Hegerl is lead author of the study, published April 20, 2006, in the journal Nature. Her co-authors are Thomas Crowley, Duke’s Nicholas Professor of Earth Systems Science; William Hyde, a former Nicholas School research scientist now at the University of Toronto; and David Frame, a researcher at the University of Oxford.

Their work was supported by the National Oceanic and Atmospheric Administration, the U.S. Department of Energy and the National Science Foundation.

Many scientists expect that the level of carbon dioxide in the atmosphere will sometime this century reach double the levels that were present during preindustrial times. Because carbon dioxide traps outgoing heat energy similarly to the glass in a greenhouse, the additional human-created outputs of the gas — mostly from fossil-fuel burning — are expected to warm Earth’s climate. The key question is: by how much?

The commonly accepted range for how much average global temperatures will rise in response to a doubling of atmospheric carbon dioxide is between 1.5 degrees and 4.5 degrees Celsius, according to the researchers. But some observational studies, they noted, suggest the possibility that average temperatures might rise more than 9 degrees.

However, the new study — using “reconstructions” of Northern Hemisphere temperatures since the year 1270 — indicates a 90 percent probability that a doubling of carbon dioxide levels will result in temperature increases of between 1.5 degrees and 6.2 degrees, the team reported.

In turn, the study showed a reduced likelihood that the actual maximum increase will exceed 4.5 degrees — “from 36 percent to 15 percent or less,” the researchers said. A 4.5 degree increase is the highest maximum currently predicted by the international Intergovernmental Panel on Climate Change.

Hegerl said her group confined its study largely to the Northern Hemisphere because only there have scientists collected enough data to reconstruct temperature variations over the entire past millennium.

According to Hegerl, some studies claim that preindustrial temperatures fluctuated very little until the past century, and have risen sharply since.

__STATED PROBLEM 1__:
List the co-authors of the study named in the text about the climate study.

__INFORMATION PROVIDED__:

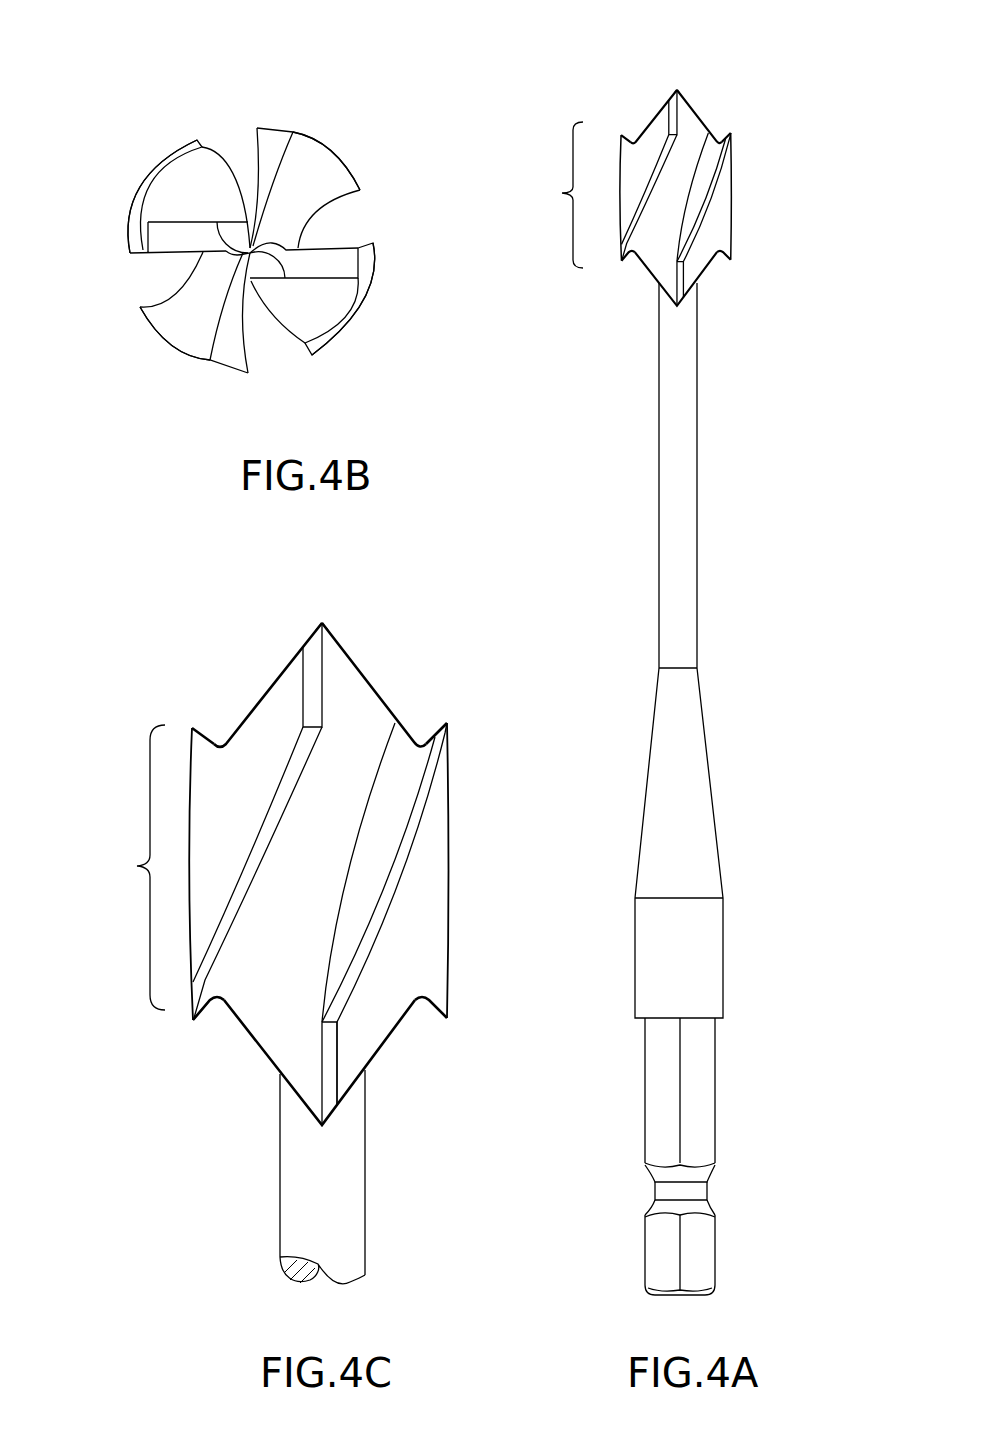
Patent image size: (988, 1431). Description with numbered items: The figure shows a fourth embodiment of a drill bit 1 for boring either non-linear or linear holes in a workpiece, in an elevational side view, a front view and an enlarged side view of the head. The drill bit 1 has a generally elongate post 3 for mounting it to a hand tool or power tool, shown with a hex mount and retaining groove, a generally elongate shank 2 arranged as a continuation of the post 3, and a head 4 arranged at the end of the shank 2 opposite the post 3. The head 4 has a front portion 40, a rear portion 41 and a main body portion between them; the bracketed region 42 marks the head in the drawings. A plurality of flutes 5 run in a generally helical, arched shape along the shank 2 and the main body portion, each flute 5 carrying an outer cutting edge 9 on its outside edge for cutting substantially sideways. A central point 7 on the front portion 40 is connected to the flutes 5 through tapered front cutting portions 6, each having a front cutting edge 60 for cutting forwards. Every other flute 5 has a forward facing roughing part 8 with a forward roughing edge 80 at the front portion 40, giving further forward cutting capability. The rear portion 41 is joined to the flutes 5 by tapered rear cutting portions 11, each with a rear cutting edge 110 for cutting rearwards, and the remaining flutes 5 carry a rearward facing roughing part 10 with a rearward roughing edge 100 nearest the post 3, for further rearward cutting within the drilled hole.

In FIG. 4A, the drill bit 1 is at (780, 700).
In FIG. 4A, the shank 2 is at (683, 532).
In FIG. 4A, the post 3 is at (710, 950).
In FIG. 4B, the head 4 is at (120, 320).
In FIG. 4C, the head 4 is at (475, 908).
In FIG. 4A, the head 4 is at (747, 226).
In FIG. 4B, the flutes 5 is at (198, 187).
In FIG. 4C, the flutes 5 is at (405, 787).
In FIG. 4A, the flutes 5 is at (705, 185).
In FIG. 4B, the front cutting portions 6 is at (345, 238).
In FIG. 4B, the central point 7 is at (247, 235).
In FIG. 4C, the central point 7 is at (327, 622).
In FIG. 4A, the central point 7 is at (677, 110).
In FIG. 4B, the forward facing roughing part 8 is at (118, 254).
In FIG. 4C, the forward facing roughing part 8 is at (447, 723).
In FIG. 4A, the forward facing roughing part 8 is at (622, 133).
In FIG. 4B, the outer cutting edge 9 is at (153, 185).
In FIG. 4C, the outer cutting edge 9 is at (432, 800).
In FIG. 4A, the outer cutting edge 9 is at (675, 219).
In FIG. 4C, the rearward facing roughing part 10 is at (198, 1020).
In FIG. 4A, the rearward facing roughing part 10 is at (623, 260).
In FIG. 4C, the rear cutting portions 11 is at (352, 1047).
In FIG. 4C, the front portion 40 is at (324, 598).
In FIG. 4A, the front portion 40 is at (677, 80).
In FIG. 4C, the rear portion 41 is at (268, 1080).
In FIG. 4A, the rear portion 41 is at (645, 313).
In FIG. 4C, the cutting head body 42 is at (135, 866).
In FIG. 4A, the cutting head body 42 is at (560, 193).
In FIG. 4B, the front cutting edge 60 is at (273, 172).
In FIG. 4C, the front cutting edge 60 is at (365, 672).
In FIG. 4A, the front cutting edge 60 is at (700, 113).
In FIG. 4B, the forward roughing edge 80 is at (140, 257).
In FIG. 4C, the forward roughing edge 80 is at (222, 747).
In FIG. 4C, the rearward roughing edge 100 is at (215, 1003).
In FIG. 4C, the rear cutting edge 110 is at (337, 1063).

__STATED PROBLEM 2__:
Pull out every line of the records that contains the string "drill", treating uppercase and lowercase as different.

__FINAL RESULT 1__:
Thomas Crowley, William Hyde, David Frame

__FINAL RESULT 2__:
Patent image size: (988, 1431). Description with numbered items: The figure shows a fourth embodiment of a drill bit 1 for boring either non-linear or linear holes in a workpiece, in an elevational side view, a front view and an enlarged side view of the head. The drill bit 1 has a generally elongate post 3 for mounting it to a hand tool or power tool, shown with a hex mount and retaining groove, a generally elongate shank 2 arranged as a continuation of the post 3, and a head 4 arranged at the end of the shank 2 opposite the post 3. The head 4 has a front portion 40, a rear portion 41 and a main body portion between them; the bracketed region 42 marks the head in the drawings. A plurality of flutes 5 run in a generally helical, arched shape along the shank 2 and the main body portion, each flute 5 carrying an outer cutting edge 9 on its outside edge for cutting substantially sideways. A central point 7 on the front portion 40 is connected to the flutes 5 through tapered front cutting portions 6, each having a front cutting edge 60 for cutting forwards. Every other flute 5 has a forward facing roughing part 8 with a forward roughing edge 80 at the front portion 40, giving further forward cutting capability. The rear portion 41 is joined to the flutes 5 by tapered rear cutting portions 11, each with a rear cutting edge 110 for cutting rearwards, and the remaining flutes 5 carry a rearward facing roughing part 10 with a rearward roughing edge 100 nearest the post 3, for further rearward cutting within the drilled hole.
In FIG. 4A, the drill bit 1 is at (780, 700).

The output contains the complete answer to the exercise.